**Extracted data entries**.
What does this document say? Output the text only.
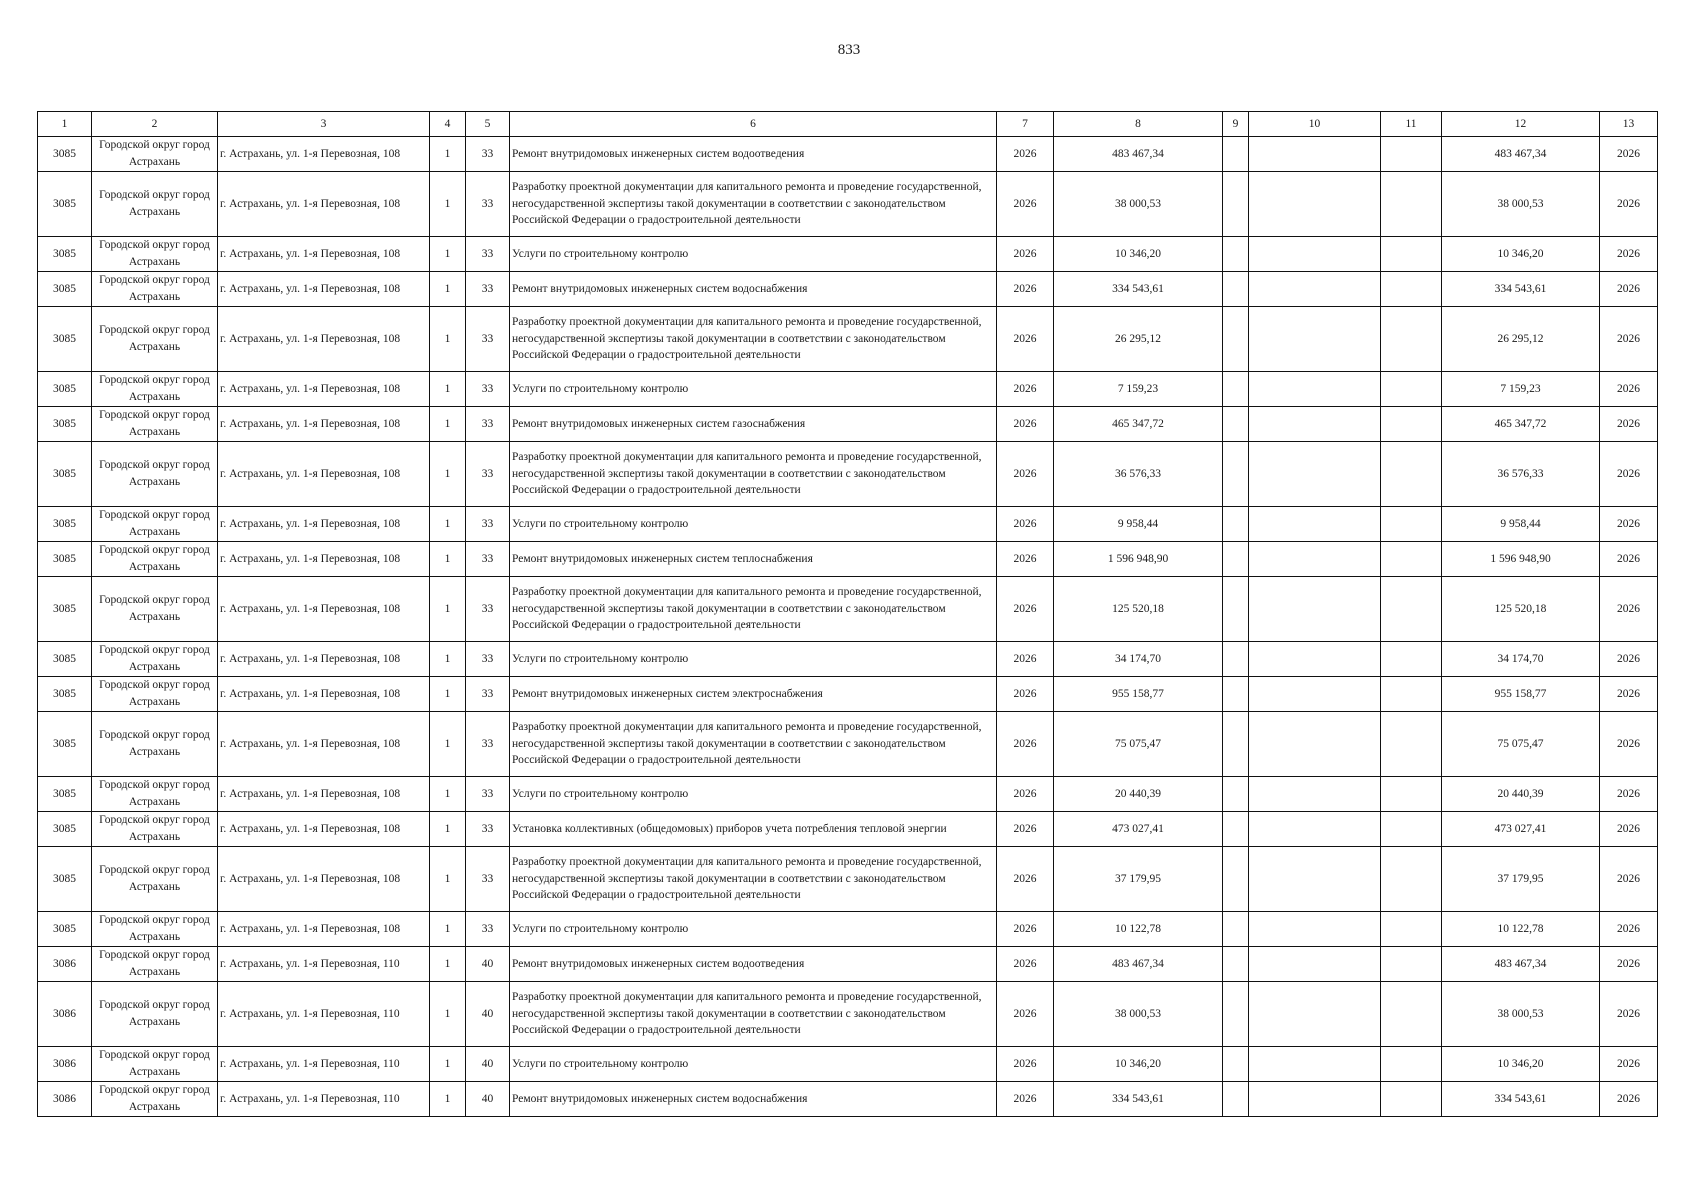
833
1	2	3	4	5	6	7	8	9	10	11	12	13
3085	Городской округ город Астрахань	г. Астрахань, ул. 1-я Перевозная, 108	1	33	Ремонт внутридомовых инженерных систем водоотведения	2026	483 467,34				483 467,34	2026
3085	Городской округ город Астрахань	г. Астрахань, ул. 1-я Перевозная, 108	1	33	Разработку проектной документации для капитального ремонта и проведение государственной, негосударственной экспертизы такой документации в соответствии с законодательством Российской Федерации о градостроительной деятельности	2026	38 000,53				38 000,53	2026
3085	Городской округ город Астрахань	г. Астрахань, ул. 1-я Перевозная, 108	1	33	Услуги по строительному контролю	2026	10 346,20				10 346,20	2026
3085	Городской округ город Астрахань	г. Астрахань, ул. 1-я Перевозная, 108	1	33	Ремонт внутридомовых инженерных систем водоснабжения	2026	334 543,61				334 543,61	2026
3085	Городской округ город Астрахань	г. Астрахань, ул. 1-я Перевозная, 108	1	33	Разработку проектной документации для капитального ремонта и проведение государственной, негосударственной экспертизы такой документации в соответствии с законодательством Российской Федерации о градостроительной деятельности	2026	26 295,12				26 295,12	2026
3085	Городской округ город Астрахань	г. Астрахань, ул. 1-я Перевозная, 108	1	33	Услуги по строительному контролю	2026	7 159,23				7 159,23	2026
3085	Городской округ город Астрахань	г. Астрахань, ул. 1-я Перевозная, 108	1	33	Ремонт внутридомовых инженерных систем газоснабжения	2026	465 347,72				465 347,72	2026
3085	Городской округ город Астрахань	г. Астрахань, ул. 1-я Перевозная, 108	1	33	Разработку проектной документации для капитального ремонта и проведение государственной, негосударственной экспертизы такой документации в соответствии с законодательством Российской Федерации о градостроительной деятельности	2026	36 576,33				36 576,33	2026
3085	Городской округ город Астрахань	г. Астрахань, ул. 1-я Перевозная, 108	1	33	Услуги по строительному контролю	2026	9 958,44				9 958,44	2026
3085	Городской округ город Астрахань	г. Астрахань, ул. 1-я Перевозная, 108	1	33	Ремонт внутридомовых инженерных систем теплоснабжения	2026	1 596 948,90				1 596 948,90	2026
3085	Городской округ город Астрахань	г. Астрахань, ул. 1-я Перевозная, 108	1	33	Разработку проектной документации для капитального ремонта и проведение государственной, негосударственной экспертизы такой документации в соответствии с законодательством Российской Федерации о градостроительной деятельности	2026	125 520,18				125 520,18	2026
3085	Городской округ город Астрахань	г. Астрахань, ул. 1-я Перевозная, 108	1	33	Услуги по строительному контролю	2026	34 174,70				34 174,70	2026
3085	Городской округ город Астрахань	г. Астрахань, ул. 1-я Перевозная, 108	1	33	Ремонт внутридомовых инженерных систем электроснабжения	2026	955 158,77				955 158,77	2026
3085	Городской округ город Астрахань	г. Астрахань, ул. 1-я Перевозная, 108	1	33	Разработку проектной документации для капитального ремонта и проведение государственной, негосударственной экспертизы такой документации в соответствии с законодательством Российской Федерации о градостроительной деятельности	2026	75 075,47				75 075,47	2026
3085	Городской округ город Астрахань	г. Астрахань, ул. 1-я Перевозная, 108	1	33	Услуги по строительному контролю	2026	20 440,39				20 440,39	2026
3085	Городской округ город Астрахань	г. Астрахань, ул. 1-я Перевозная, 108	1	33	Установка коллективных (общедомовых) приборов учета потребления тепловой энергии	2026	473 027,41				473 027,41	2026
3085	Городской округ город Астрахань	г. Астрахань, ул. 1-я Перевозная, 108	1	33	Разработку проектной документации для капитального ремонта и проведение государственной, негосударственной экспертизы такой документации в соответствии с законодательством Российской Федерации о градостроительной деятельности	2026	37 179,95				37 179,95	2026
3085	Городской округ город Астрахань	г. Астрахань, ул. 1-я Перевозная, 108	1	33	Услуги по строительному контролю	2026	10 122,78				10 122,78	2026
3086	Городской округ город Астрахань	г. Астрахань, ул. 1-я Перевозная, 110	1	40	Ремонт внутридомовых инженерных систем водоотведения	2026	483 467,34				483 467,34	2026
3086	Городской округ город Астрахань	г. Астрахань, ул. 1-я Перевозная, 110	1	40	Разработку проектной документации для капитального ремонта и проведение государственной, негосударственной экспертизы такой документации в соответствии с законодательством Российской Федерации о градостроительной деятельности	2026	38 000,53				38 000,53	2026
3086	Городской округ город Астрахань	г. Астрахань, ул. 1-я Перевозная, 110	1	40	Услуги по строительному контролю	2026	10 346,20				10 346,20	2026
3086	Городской округ город Астрахань	г. Астрахань, ул. 1-я Перевозная, 110	1	40	Ремонт внутридомовых инженерных систем водоснабжения	2026	334 543,61				334 543,61	2026
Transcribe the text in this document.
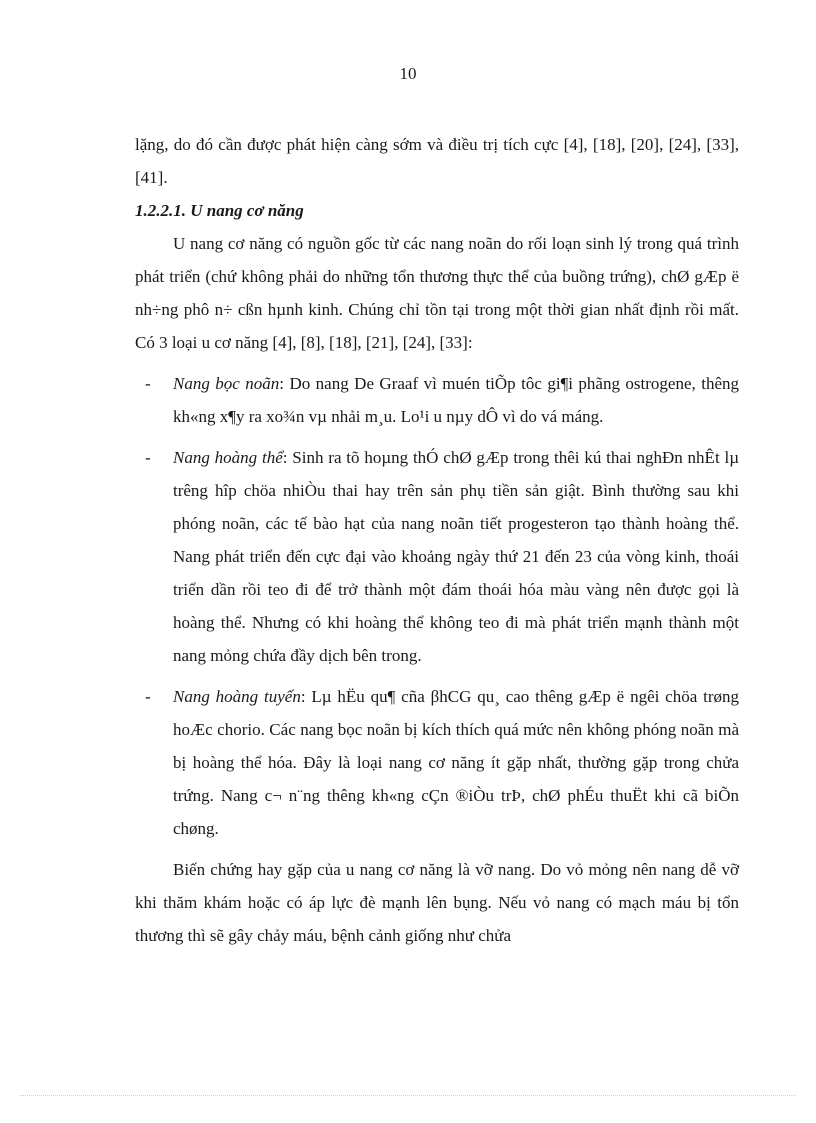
10

lặng, do đó cần được phát hiện càng sớm và điều trị tích cực [4], [18], [20], [24], [33], [41].

1.2.2.1. U nang cơ năng

U nang cơ năng có nguồn gốc từ các nang noãn do rối loạn sinh lý trong quá trình phát triển (chứ không phải do những tổn thương thực thể của buồng trứng), chØ gÆp ë nh÷ng phô n÷ cßn hµnh kinh. Chúng chỉ tồn tại trong một thời gian nhất định rồi mất. Có 3 loại u cơ năng [4], [8], [18], [21], [24], [33]:

- Nang bọc noãn: Do nang De Graaf vì muén tiÕp tôc gi¶i phãng ostrogene, thêng kh«ng x¶y ra xo¾n vµ nhải m¸u. Lo¹i u nµy dÔ vì do vá máng.

- Nang hoàng thể: Sinh ra tõ hoµng thÓ chØ gÆp trong thêi kú thai nghÐn nhÊt lµ trêng hîp chöa nhiÒu thai hay trên sản phụ tiền sản giật. Bình thường sau khi phóng noãn, các tế bào hạt của nang noãn tiết progesteron tạo thành hoàng thể. Nang phát triển đến cực đại vào khoảng ngày thứ 21 đến 23 của vòng kinh, thoái triển dần rồi teo đi để trở thành một đám thoái hóa màu vàng nên được gọi là hoàng thể. Nhưng có khi hoàng thể không teo đi mà phát triển mạnh thành một nang mỏng chứa đầy dịch bên trong.

- Nang hoàng tuyến: Lµ hËu qu¶ cña βhCG qu¸ cao thêng gÆp ë ngêi chöa trøng hoÆc chorio. Các nang bọc noãn bị kích thích quá mức nên không phóng noãn mà bị hoàng thể hóa. Đây là loại nang cơ năng ít gặp nhất, thường gặp trong chửa trứng. Nang c¬ n¨ng thêng kh«ng cÇn ®iÒu trÞ, chØ phÉu thuËt khi cã biÕn chøng.

Biến chứng hay gặp của u nang cơ năng là vỡ nang. Do vỏ mỏng nên nang dễ vỡ khi thăm khám hoặc có áp lực đè mạnh lên bụng. Nếu vỏ nang có mạch máu bị tổn thương thì sẽ gây chảy máu, bệnh cảnh giống như chửa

**Directions**.
The copy should hold exactly the lines from the line containing "Transcribe the text in this document." through the end of the data, both ends included, and no pictures.

**Solution to this task**.
Transcribe the text in this document.
10

lặng, do đó cần được phát hiện càng sớm và điều trị tích cực [4], [18], [20], [24], [33], [41].

1.2.2.1. U nang cơ năng

U nang cơ năng có nguồn gốc từ các nang noãn do rối loạn sinh lý trong quá trình phát triển (chứ không phải do những tổn thương thực thể của buồng trứng), chØ gÆp ë nh÷ng phô n÷ cßn hµnh kinh. Chúng chỉ tồn tại trong một thời gian nhất định rồi mất. Có 3 loại u cơ năng [4], [8], [18], [21], [24], [33]:

- Nang bọc noãn: Do nang De Graaf vì muén tiÕp tôc gi¶i phãng ostrogene, thêng kh«ng x¶y ra xo¾n vµ nhải m¸u. Lo¹i u nµy dÔ vì do vá máng.

- Nang hoàng thể: Sinh ra tõ hoµng thÓ chØ gÆp trong thêi kú thai nghÐn nhÊt lµ trêng hîp chöa nhiÒu thai hay trên sản phụ tiền sản giật. Bình thường sau khi phóng noãn, các tế bào hạt của nang noãn tiết progesteron tạo thành hoàng thể. Nang phát triển đến cực đại vào khoảng ngày thứ 21 đến 23 của vòng kinh, thoái triển dần rồi teo đi để trở thành một đám thoái hóa màu vàng nên được gọi là hoàng thể. Nhưng có khi hoàng thể không teo đi mà phát triển mạnh thành một nang mỏng chứa đầy dịch bên trong.

- Nang hoàng tuyến: Lµ hËu qu¶ cña βhCG qu¸ cao thêng gÆp ë ngêi chöa trøng hoÆc chorio. Các nang bọc noãn bị kích thích quá mức nên không phóng noãn mà bị hoàng thể hóa. Đây là loại nang cơ năng ít gặp nhất, thường gặp trong chửa trứng. Nang c¬ n¨ng thêng kh«ng cÇn ®iÒu trÞ, chØ phÉu thuËt khi cã biÕn chøng.

Biến chứng hay gặp của u nang cơ năng là vỡ nang. Do vỏ mỏng nên nang dễ vỡ khi thăm khám hoặc có áp lực đè mạnh lên bụng. Nếu vỏ nang có mạch máu bị tổn thương thì sẽ gây chảy máu, bệnh cảnh giống như chửa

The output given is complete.